**AIM**
Locate "Convert this document image to plain text." in the listing below, then output the line holding it and every line after it, exactly and with nothing else.

========================

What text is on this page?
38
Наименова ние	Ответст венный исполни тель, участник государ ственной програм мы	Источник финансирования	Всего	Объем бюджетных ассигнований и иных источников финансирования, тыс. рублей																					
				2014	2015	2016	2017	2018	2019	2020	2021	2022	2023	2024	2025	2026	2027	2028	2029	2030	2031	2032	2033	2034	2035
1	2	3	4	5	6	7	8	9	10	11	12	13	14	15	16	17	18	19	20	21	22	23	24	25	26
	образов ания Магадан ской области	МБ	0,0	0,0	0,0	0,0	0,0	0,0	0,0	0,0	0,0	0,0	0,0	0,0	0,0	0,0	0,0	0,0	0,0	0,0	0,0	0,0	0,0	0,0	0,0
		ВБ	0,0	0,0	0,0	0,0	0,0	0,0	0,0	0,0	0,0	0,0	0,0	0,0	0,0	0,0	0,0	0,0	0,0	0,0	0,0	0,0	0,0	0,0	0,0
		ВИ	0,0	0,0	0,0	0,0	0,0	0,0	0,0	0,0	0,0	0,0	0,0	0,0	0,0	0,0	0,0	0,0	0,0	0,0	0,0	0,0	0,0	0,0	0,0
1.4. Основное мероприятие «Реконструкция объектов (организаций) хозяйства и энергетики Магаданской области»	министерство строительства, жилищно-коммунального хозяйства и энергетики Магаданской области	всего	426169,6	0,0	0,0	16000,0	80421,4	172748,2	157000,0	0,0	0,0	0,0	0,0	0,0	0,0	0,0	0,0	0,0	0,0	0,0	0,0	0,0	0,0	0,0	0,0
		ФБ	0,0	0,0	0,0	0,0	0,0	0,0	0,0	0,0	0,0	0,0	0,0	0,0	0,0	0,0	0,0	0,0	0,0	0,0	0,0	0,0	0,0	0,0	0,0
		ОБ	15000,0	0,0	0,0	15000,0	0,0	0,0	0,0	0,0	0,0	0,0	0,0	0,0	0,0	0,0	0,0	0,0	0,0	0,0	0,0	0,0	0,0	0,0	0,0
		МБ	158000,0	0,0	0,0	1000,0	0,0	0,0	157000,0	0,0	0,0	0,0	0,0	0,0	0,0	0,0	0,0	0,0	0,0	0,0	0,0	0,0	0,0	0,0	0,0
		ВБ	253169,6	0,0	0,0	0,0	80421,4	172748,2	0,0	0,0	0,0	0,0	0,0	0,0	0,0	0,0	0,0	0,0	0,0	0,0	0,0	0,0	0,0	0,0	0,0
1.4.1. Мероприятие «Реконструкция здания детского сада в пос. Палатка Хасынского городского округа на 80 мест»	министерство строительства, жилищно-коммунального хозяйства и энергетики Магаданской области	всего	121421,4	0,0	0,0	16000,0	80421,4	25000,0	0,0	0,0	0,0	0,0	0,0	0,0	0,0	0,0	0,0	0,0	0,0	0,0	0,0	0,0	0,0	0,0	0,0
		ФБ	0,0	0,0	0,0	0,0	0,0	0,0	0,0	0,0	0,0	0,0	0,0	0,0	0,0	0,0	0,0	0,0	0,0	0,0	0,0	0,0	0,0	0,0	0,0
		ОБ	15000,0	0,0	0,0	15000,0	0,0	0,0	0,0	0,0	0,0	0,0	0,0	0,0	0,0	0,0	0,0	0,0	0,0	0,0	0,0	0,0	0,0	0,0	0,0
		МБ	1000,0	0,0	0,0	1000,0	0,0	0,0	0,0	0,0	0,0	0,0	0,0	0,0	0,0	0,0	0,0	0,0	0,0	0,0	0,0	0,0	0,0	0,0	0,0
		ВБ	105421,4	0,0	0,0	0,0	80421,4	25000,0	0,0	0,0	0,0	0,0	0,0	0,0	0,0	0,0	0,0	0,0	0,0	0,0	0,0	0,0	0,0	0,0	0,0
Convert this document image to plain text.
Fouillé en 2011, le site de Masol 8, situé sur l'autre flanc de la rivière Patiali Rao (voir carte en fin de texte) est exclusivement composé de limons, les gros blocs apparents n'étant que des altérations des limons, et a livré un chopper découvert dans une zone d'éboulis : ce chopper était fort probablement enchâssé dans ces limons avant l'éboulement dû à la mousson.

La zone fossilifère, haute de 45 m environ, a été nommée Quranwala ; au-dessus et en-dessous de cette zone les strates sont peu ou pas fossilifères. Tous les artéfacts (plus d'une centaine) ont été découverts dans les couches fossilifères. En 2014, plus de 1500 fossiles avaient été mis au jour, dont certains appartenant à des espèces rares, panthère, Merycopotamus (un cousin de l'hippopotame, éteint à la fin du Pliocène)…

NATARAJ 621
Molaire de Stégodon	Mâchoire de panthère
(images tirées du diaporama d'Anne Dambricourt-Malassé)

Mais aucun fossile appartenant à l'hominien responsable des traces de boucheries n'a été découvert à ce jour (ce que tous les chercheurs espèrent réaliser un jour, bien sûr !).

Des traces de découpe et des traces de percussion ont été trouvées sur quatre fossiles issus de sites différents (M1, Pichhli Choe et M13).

========================

**RIGHT ANSWER**
Convert this document image to plain text.
Fouillé en 2011, le site de Masol 8, situé sur l'autre flanc de la rivière Patiali Rao (voir carte en fin de texte) est exclusivement composé de limons, les gros blocs apparents n'étant que des altérations des limons, et a livré un chopper découvert dans une zone d'éboulis : ce chopper était fort probablement enchâssé dans ces limons avant l'éboulement dû à la mousson.

La zone fossilifère, haute de 45 m environ, a été nommée Quranwala ; au-dessus et en-dessous de cette zone les strates sont peu ou pas fossilifères. Tous les artéfacts (plus d'une centaine) ont été découverts dans les couches fossilifères. En 2014, plus de 1500 fossiles avaient été mis au jour, dont certains appartenant à des espèces rares, panthère, Merycopotamus (un cousin de l'hippopotame, éteint à la fin du Pliocène)…

NATARAJ 621
Molaire de Stégodon	Mâchoire de panthère
(images tirées du diaporama d'Anne Dambricourt-Malassé)

Mais aucun fossile appartenant à l'hominien responsable des traces de boucheries n'a été découvert à ce jour (ce que tous les chercheurs espèrent réaliser un jour, bien sûr !).

Des traces de découpe et des traces de percussion ont été trouvées sur quatre fossiles issus de sites différents (M1, Pichhli Choe et M13).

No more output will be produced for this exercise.